Dataset records on visual material
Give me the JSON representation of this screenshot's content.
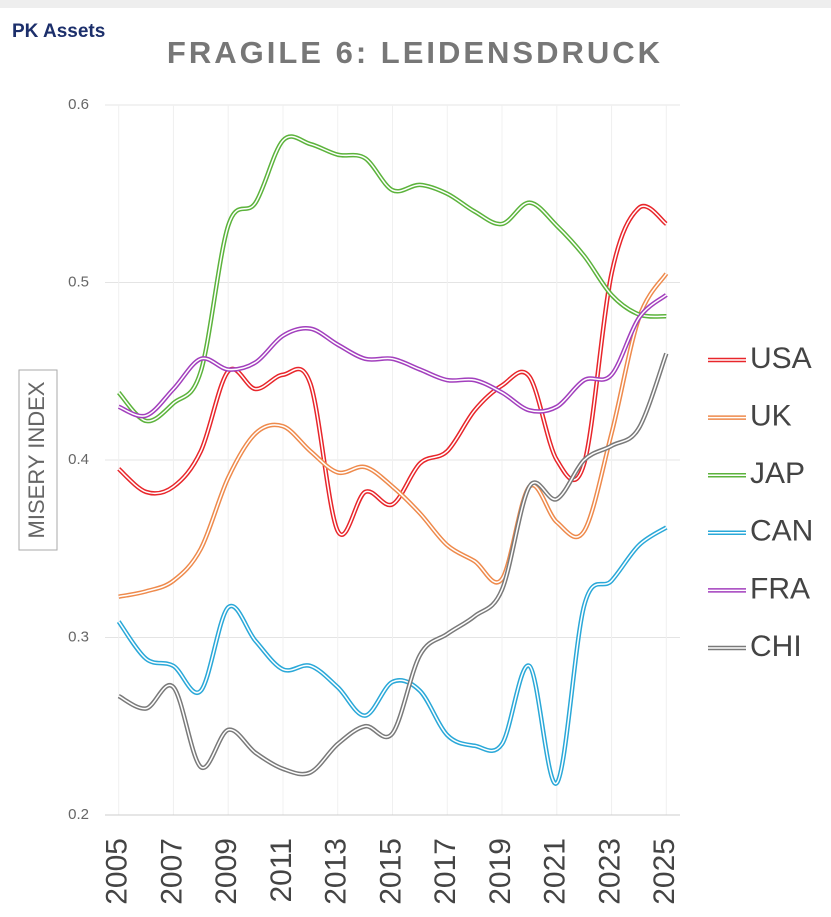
{
  "brand": "PK Assets",
  "chart_data": {
    "type": "line",
    "title": "FRAGILE 6: LEIDENSDRUCK",
    "y_label": "MISERY INDEX",
    "x": [
      2005,
      2006,
      2007,
      2008,
      2009,
      2010,
      2011,
      2012,
      2013,
      2014,
      2015,
      2016,
      2017,
      2018,
      2019,
      2020,
      2021,
      2022,
      2023,
      2024,
      2025
    ],
    "xlim": [
      2004.5,
      2025.5
    ],
    "xticks": [
      2005,
      2007,
      2009,
      2011,
      2013,
      2015,
      2017,
      2019,
      2021,
      2023,
      2025
    ],
    "ylim": [
      0.2,
      0.6
    ],
    "yticks": [
      0.2,
      0.3,
      0.4,
      0.5,
      0.6
    ],
    "grid": true,
    "legend": "right",
    "series": [
      {
        "name": "USA",
        "color": "#e8262b",
        "values": [
          0.395,
          0.382,
          0.385,
          0.405,
          0.45,
          0.44,
          0.448,
          0.443,
          0.36,
          0.382,
          0.375,
          0.398,
          0.405,
          0.428,
          0.442,
          0.447,
          0.4,
          0.398,
          0.505,
          0.542,
          0.533
        ]
      },
      {
        "name": "UK",
        "color": "#ee8a4c",
        "values": [
          0.323,
          0.326,
          0.332,
          0.35,
          0.39,
          0.415,
          0.419,
          0.405,
          0.393,
          0.396,
          0.385,
          0.37,
          0.352,
          0.343,
          0.333,
          0.385,
          0.365,
          0.36,
          0.415,
          0.48,
          0.505
        ]
      },
      {
        "name": "JAP",
        "color": "#5cb33c",
        "values": [
          0.438,
          0.422,
          0.432,
          0.45,
          0.532,
          0.545,
          0.58,
          0.578,
          0.572,
          0.57,
          0.552,
          0.555,
          0.55,
          0.54,
          0.533,
          0.545,
          0.532,
          0.515,
          0.493,
          0.482,
          0.481
        ]
      },
      {
        "name": "CAN",
        "color": "#2aa8d8",
        "values": [
          0.309,
          0.288,
          0.284,
          0.27,
          0.317,
          0.298,
          0.282,
          0.284,
          0.272,
          0.256,
          0.275,
          0.27,
          0.245,
          0.239,
          0.24,
          0.284,
          0.218,
          0.318,
          0.332,
          0.352,
          0.362
        ]
      },
      {
        "name": "FRA",
        "color": "#a23fbd",
        "values": [
          0.43,
          0.425,
          0.44,
          0.457,
          0.451,
          0.455,
          0.47,
          0.474,
          0.465,
          0.457,
          0.457,
          0.451,
          0.445,
          0.445,
          0.438,
          0.428,
          0.43,
          0.445,
          0.448,
          0.48,
          0.493
        ]
      },
      {
        "name": "CHI",
        "color": "#7a7a7a",
        "values": [
          0.267,
          0.26,
          0.272,
          0.227,
          0.248,
          0.235,
          0.226,
          0.224,
          0.24,
          0.25,
          0.246,
          0.29,
          0.302,
          0.312,
          0.327,
          0.385,
          0.378,
          0.4,
          0.408,
          0.418,
          0.46
        ]
      }
    ]
  }
}
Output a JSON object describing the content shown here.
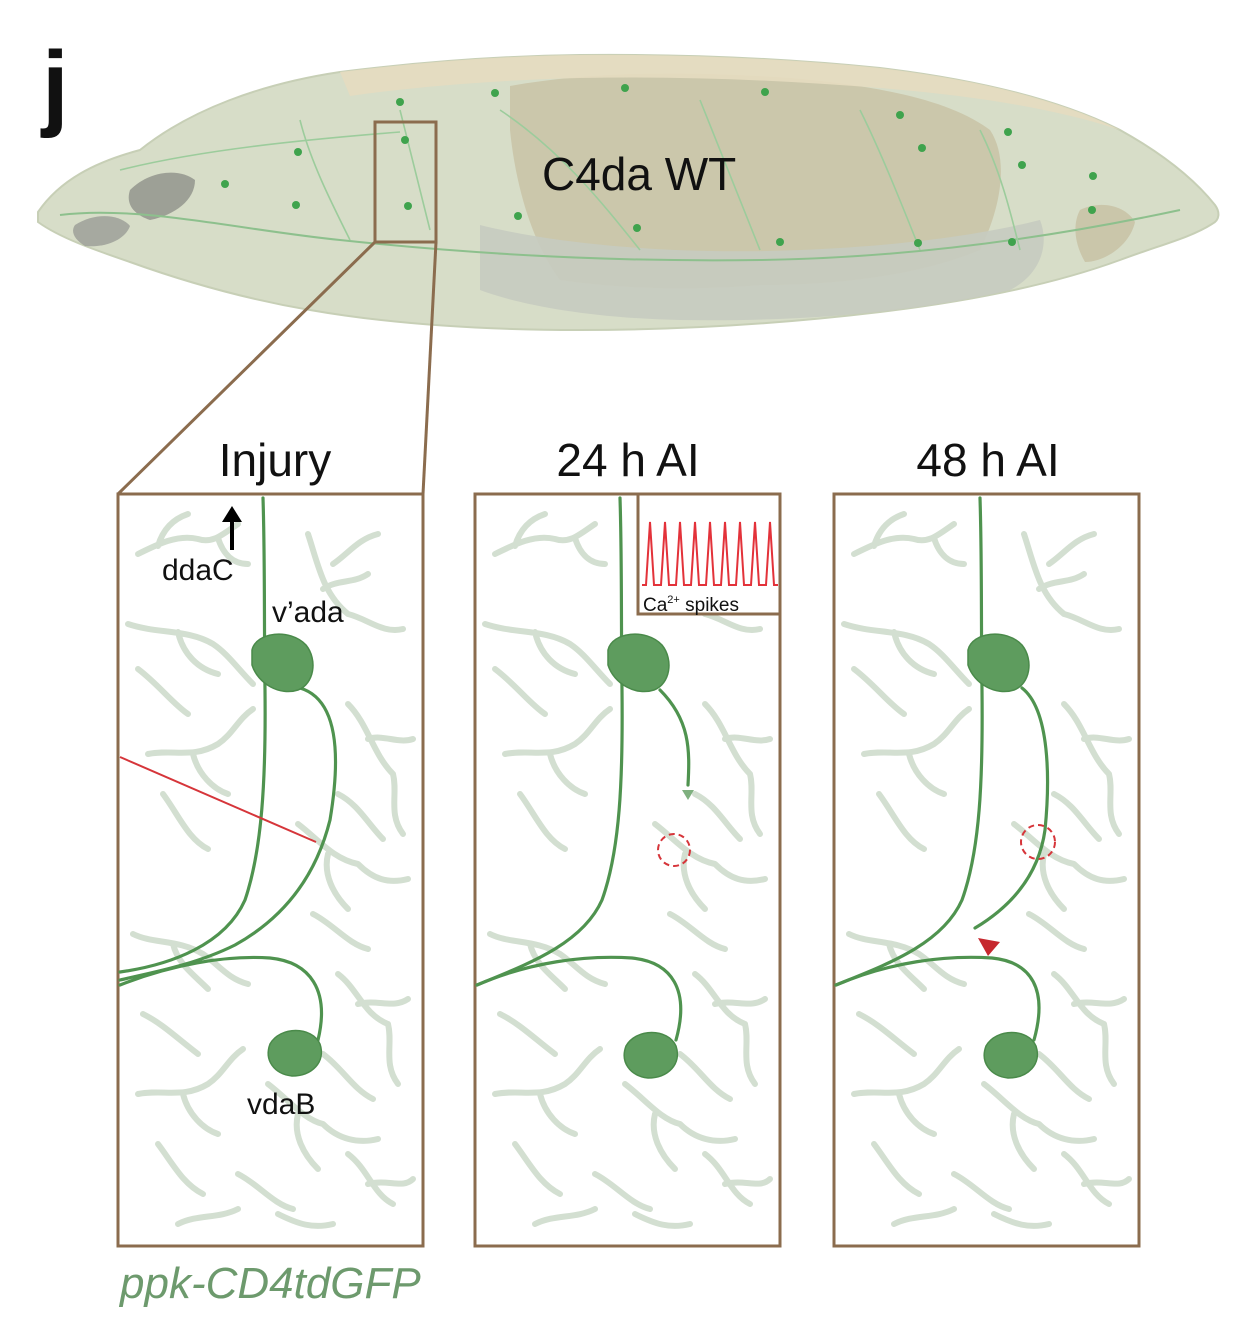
{
  "panel_letter": "j",
  "larva_label": "C4da WT",
  "panels": [
    {
      "title": "Injury"
    },
    {
      "title": "24 h AI"
    },
    {
      "title": "48 h AI"
    }
  ],
  "labels": {
    "ddaC": "ddaC",
    "vada": "v’ada",
    "vdaB": "vdaB",
    "spikes_prefix": "Ca",
    "spikes_sup": "2+",
    "spikes_suffix": " spikes"
  },
  "genotype": "ppk-CD4tdGFP",
  "colors": {
    "frame": "#8b6c4e",
    "neuron": "#4f934f",
    "dendrite_bg": "#d3dfd1",
    "injury": "#d6353a",
    "genotype_text": "#6d9a6d"
  },
  "icons": [
    "arrow-up-icon",
    "regrowth-arrowhead-icon"
  ]
}
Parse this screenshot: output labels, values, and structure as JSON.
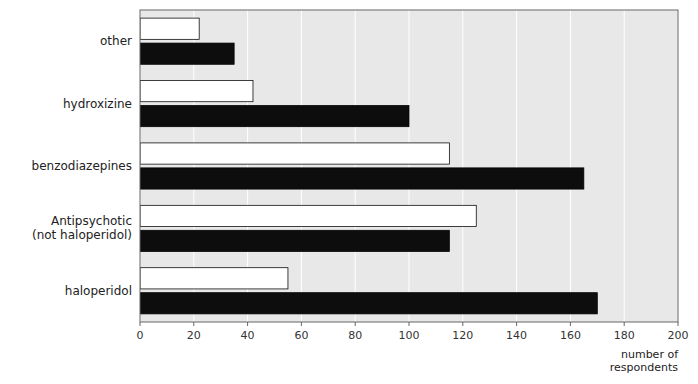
{
  "chart_data": {
    "type": "bar",
    "orientation": "horizontal",
    "categories": [
      "haloperidol",
      "Antipsychotic\n(not haloperidol)",
      "benzodiazepines",
      "hydroxizine",
      "other"
    ],
    "series": [
      {
        "color": "#ffffff",
        "values": [
          55,
          125,
          115,
          42,
          22
        ]
      },
      {
        "color": "#0d0d0d",
        "values": [
          170,
          115,
          165,
          100,
          35
        ]
      }
    ],
    "xlim": [
      0,
      200
    ],
    "xticks": [
      0,
      20,
      40,
      60,
      80,
      100,
      120,
      140,
      160,
      180,
      200
    ],
    "xlabel": "number of\nrespondents",
    "grid": true
  }
}
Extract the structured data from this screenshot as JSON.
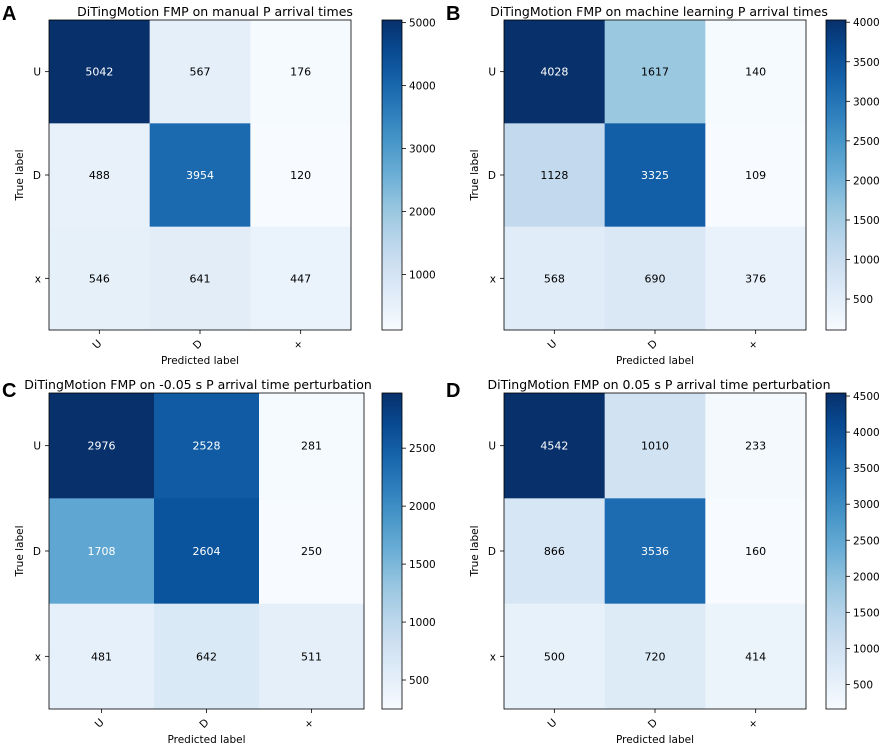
{
  "chart_data": [
    {
      "type": "heatmap",
      "panel": "A",
      "title": "DiTingMotion FMP on manual P arrival times",
      "xlabel": "Predicted label",
      "ylabel": "True label",
      "x_ticks": [
        "U",
        "D",
        "+"
      ],
      "y_ticks": [
        "U",
        "D",
        "x"
      ],
      "matrix": [
        [
          5042,
          567,
          176
        ],
        [
          488,
          3954,
          120
        ],
        [
          546,
          641,
          447
        ]
      ],
      "colorbar_ticks": [
        1000,
        2000,
        3000,
        4000,
        5000
      ],
      "colorbar_labels": [
        "1000",
        "2000",
        "3000",
        "4000",
        "5000"
      ],
      "vmin": 120,
      "vmax": 5042
    },
    {
      "type": "heatmap",
      "panel": "B",
      "title": "DiTingMotion FMP on machine learning P arrival times",
      "xlabel": "Predicted label",
      "ylabel": "True label",
      "x_ticks": [
        "U",
        "D",
        "+"
      ],
      "y_ticks": [
        "U",
        "D",
        "x"
      ],
      "matrix": [
        [
          4028,
          1617,
          140
        ],
        [
          1128,
          3325,
          109
        ],
        [
          568,
          690,
          376
        ]
      ],
      "colorbar_ticks": [
        500,
        1000,
        1500,
        2000,
        2500,
        3000,
        3500,
        4000
      ],
      "colorbar_labels": [
        "500",
        "1000",
        "1500",
        "2000",
        "2500",
        "3000",
        "3500",
        "4000"
      ],
      "vmin": 109,
      "vmax": 4028
    },
    {
      "type": "heatmap",
      "panel": "C",
      "title": "DiTingMotion FMP on  -0.05 s P arrival time perturbation",
      "xlabel": "Predicted label",
      "ylabel": "True label",
      "x_ticks": [
        "U",
        "D",
        "+"
      ],
      "y_ticks": [
        "U",
        "D",
        "x"
      ],
      "matrix": [
        [
          2976,
          2528,
          281
        ],
        [
          1708,
          2604,
          250
        ],
        [
          481,
          642,
          511
        ]
      ],
      "colorbar_ticks": [
        500,
        1000,
        1500,
        2000,
        2500
      ],
      "colorbar_labels": [
        "500",
        "1000",
        "1500",
        "2000",
        "2500"
      ],
      "vmin": 250,
      "vmax": 2976
    },
    {
      "type": "heatmap",
      "panel": "D",
      "title": "DiTingMotion FMP on  0.05 s P arrival time perturbation",
      "xlabel": "Predicted label",
      "ylabel": "True label",
      "x_ticks": [
        "U",
        "D",
        "+"
      ],
      "y_ticks": [
        "U",
        "D",
        "x"
      ],
      "matrix": [
        [
          4542,
          1010,
          233
        ],
        [
          866,
          3536,
          160
        ],
        [
          500,
          720,
          414
        ]
      ],
      "colorbar_ticks": [
        500,
        1000,
        1500,
        2000,
        2500,
        3000,
        3500,
        4000,
        4500
      ],
      "colorbar_labels": [
        "500",
        "1000",
        "1500",
        "2000",
        "2500",
        "3000",
        "3500",
        "4000",
        "4500"
      ],
      "vmin": 160,
      "vmax": 4542
    }
  ]
}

Stated exercise
Leave out the pictures and return every record word for word.

Reply to the exercise
Give me the JSON representation of this screenshot's content.
{
  "brand": "PK Assets",
  "chart_data": {
    "type": "line",
    "title": "FRAGILE 6: LEIDENSDRUCK",
    "y_label": "MISERY INDEX",
    "x": [
      2005,
      2006,
      2007,
      2008,
      2009,
      2010,
      2011,
      2012,
      2013,
      2014,
      2015,
      2016,
      2017,
      2018,
      2019,
      2020,
      2021,
      2022,
      2023,
      2024,
      2025
    ],
    "xlim": [
      2004.5,
      2025.5
    ],
    "xticks": [
      2005,
      2007,
      2009,
      2011,
      2013,
      2015,
      2017,
      2019,
      2021,
      2023,
      2025
    ],
    "ylim": [
      0.2,
      0.6
    ],
    "yticks": [
      0.2,
      0.3,
      0.4,
      0.5,
      0.6
    ],
    "grid": true,
    "legend": "right",
    "series": [
      {
        "name": "USA",
        "color": "#e8262b",
        "values": [
          0.395,
          0.382,
          0.385,
          0.405,
          0.45,
          0.44,
          0.448,
          0.443,
          0.36,
          0.382,
          0.375,
          0.398,
          0.405,
          0.428,
          0.442,
          0.447,
          0.4,
          0.398,
          0.505,
          0.542,
          0.533
        ]
      },
      {
        "name": "UK",
        "color": "#ee8a4c",
        "values": [
          0.323,
          0.326,
          0.332,
          0.35,
          0.39,
          0.415,
          0.419,
          0.405,
          0.393,
          0.396,
          0.385,
          0.37,
          0.352,
          0.343,
          0.333,
          0.385,
          0.365,
          0.36,
          0.415,
          0.48,
          0.505
        ]
      },
      {
        "name": "JAP",
        "color": "#5cb33c",
        "values": [
          0.438,
          0.422,
          0.432,
          0.45,
          0.532,
          0.545,
          0.58,
          0.578,
          0.572,
          0.57,
          0.552,
          0.555,
          0.55,
          0.54,
          0.533,
          0.545,
          0.532,
          0.515,
          0.493,
          0.482,
          0.481
        ]
      },
      {
        "name": "CAN",
        "color": "#2aa8d8",
        "values": [
          0.309,
          0.288,
          0.284,
          0.27,
          0.317,
          0.298,
          0.282,
          0.284,
          0.272,
          0.256,
          0.275,
          0.27,
          0.245,
          0.239,
          0.24,
          0.284,
          0.218,
          0.318,
          0.332,
          0.352,
          0.362
        ]
      },
      {
        "name": "FRA",
        "color": "#a23fbd",
        "values": [
          0.43,
          0.425,
          0.44,
          0.457,
          0.451,
          0.455,
          0.47,
          0.474,
          0.465,
          0.457,
          0.457,
          0.451,
          0.445,
          0.445,
          0.438,
          0.428,
          0.43,
          0.445,
          0.448,
          0.48,
          0.493
        ]
      },
      {
        "name": "CHI",
        "color": "#7a7a7a",
        "values": [
          0.267,
          0.26,
          0.272,
          0.227,
          0.248,
          0.235,
          0.226,
          0.224,
          0.24,
          0.25,
          0.246,
          0.29,
          0.302,
          0.312,
          0.327,
          0.385,
          0.378,
          0.4,
          0.408,
          0.418,
          0.46
        ]
      }
    ]
  }
}
Output a JSON object describing the content shown here.
{
  "panel_letter": "j",
  "larva_label": "C4da WT",
  "panels": [
    {
      "title": "Injury"
    },
    {
      "title": "24 h AI"
    },
    {
      "title": "48 h AI"
    }
  ],
  "labels": {
    "ddaC": "ddaC",
    "vada": "v’ada",
    "vdaB": "vdaB",
    "spikes_prefix": "Ca",
    "spikes_sup": "2+",
    "spikes_suffix": " spikes"
  },
  "genotype": "ppk-CD4tdGFP",
  "colors": {
    "frame": "#8b6c4e",
    "neuron": "#4f934f",
    "dendrite_bg": "#d3dfd1",
    "injury": "#d6353a",
    "genotype_text": "#6d9a6d"
  },
  "icons": [
    "arrow-up-icon",
    "regrowth-arrowhead-icon"
  ]
}
Parse this screenshot: output labels, values, and structure as JSON.
{
  "chart_data": {
    "type": "bar",
    "orientation": "horizontal",
    "categories": [
      "haloperidol",
      "Antipsychotic\n(not haloperidol)",
      "benzodiazepines",
      "hydroxizine",
      "other"
    ],
    "series": [
      {
        "color": "#ffffff",
        "values": [
          55,
          125,
          115,
          42,
          22
        ]
      },
      {
        "color": "#0d0d0d",
        "values": [
          170,
          115,
          165,
          100,
          35
        ]
      }
    ],
    "xlim": [
      0,
      200
    ],
    "xticks": [
      0,
      20,
      40,
      60,
      80,
      100,
      120,
      140,
      160,
      180,
      200
    ],
    "xlabel": "number of\nrespondents",
    "grid": true
  }
}
Extract the structured data from this screenshot as JSON.
{
  "chart_data": [
    {
      "type": "heatmap",
      "panel": "A",
      "title": "DiTingMotion FMP on manual P arrival times",
      "xlabel": "Predicted label",
      "ylabel": "True label",
      "x_ticks": [
        "U",
        "D",
        "+"
      ],
      "y_ticks": [
        "U",
        "D",
        "x"
      ],
      "matrix": [
        [
          5042,
          567,
          176
        ],
        [
          488,
          3954,
          120
        ],
        [
          546,
          641,
          447
        ]
      ],
      "colorbar_ticks": [
        1000,
        2000,
        3000,
        4000,
        5000
      ],
      "colorbar_labels": [
        "1000",
        "2000",
        "3000",
        "4000",
        "5000"
      ],
      "vmin": 120,
      "vmax": 5042
    },
    {
      "type": "heatmap",
      "panel": "B",
      "title": "DiTingMotion FMP on machine learning P arrival times",
      "xlabel": "Predicted label",
      "ylabel": "True label",
      "x_ticks": [
        "U",
        "D",
        "+"
      ],
      "y_ticks": [
        "U",
        "D",
        "x"
      ],
      "matrix": [
        [
          4028,
          1617,
          140
        ],
        [
          1128,
          3325,
          109
        ],
        [
          568,
          690,
          376
        ]
      ],
      "colorbar_ticks": [
        500,
        1000,
        1500,
        2000,
        2500,
        3000,
        3500,
        4000
      ],
      "colorbar_labels": [
        "500",
        "1000",
        "1500",
        "2000",
        "2500",
        "3000",
        "3500",
        "4000"
      ],
      "vmin": 109,
      "vmax": 4028
    },
    {
      "type": "heatmap",
      "panel": "C",
      "title": "DiTingMotion FMP on  -0.05 s P arrival time perturbation",
      "xlabel": "Predicted label",
      "ylabel": "True label",
      "x_ticks": [
        "U",
        "D",
        "+"
      ],
      "y_ticks": [
        "U",
        "D",
        "x"
      ],
      "matrix": [
        [
          2976,
          2528,
          281
        ],
        [
          1708,
          2604,
          250
        ],
        [
          481,
          642,
          511
        ]
      ],
      "colorbar_ticks": [
        500,
        1000,
        1500,
        2000,
        2500
      ],
      "colorbar_labels": [
        "500",
        "1000",
        "1500",
        "2000",
        "2500"
      ],
      "vmin": 250,
      "vmax": 2976
    },
    {
      "type": "heatmap",
      "panel": "D",
      "title": "DiTingMotion FMP on  0.05 s P arrival time perturbation",
      "xlabel": "Predicted label",
      "ylabel": "True label",
      "x_ticks": [
        "U",
        "D",
        "+"
      ],
      "y_ticks": [
        "U",
        "D",
        "x"
      ],
      "matrix": [
        [
          4542,
          1010,
          233
        ],
        [
          866,
          3536,
          160
        ],
        [
          500,
          720,
          414
        ]
      ],
      "colorbar_ticks": [
        500,
        1000,
        1500,
        2000,
        2500,
        3000,
        3500,
        4000,
        4500
      ],
      "colorbar_labels": [
        "500",
        "1000",
        "1500",
        "2000",
        "2500",
        "3000",
        "3500",
        "4000",
        "4500"
      ],
      "vmin": 160,
      "vmax": 4542
    }
  ]
}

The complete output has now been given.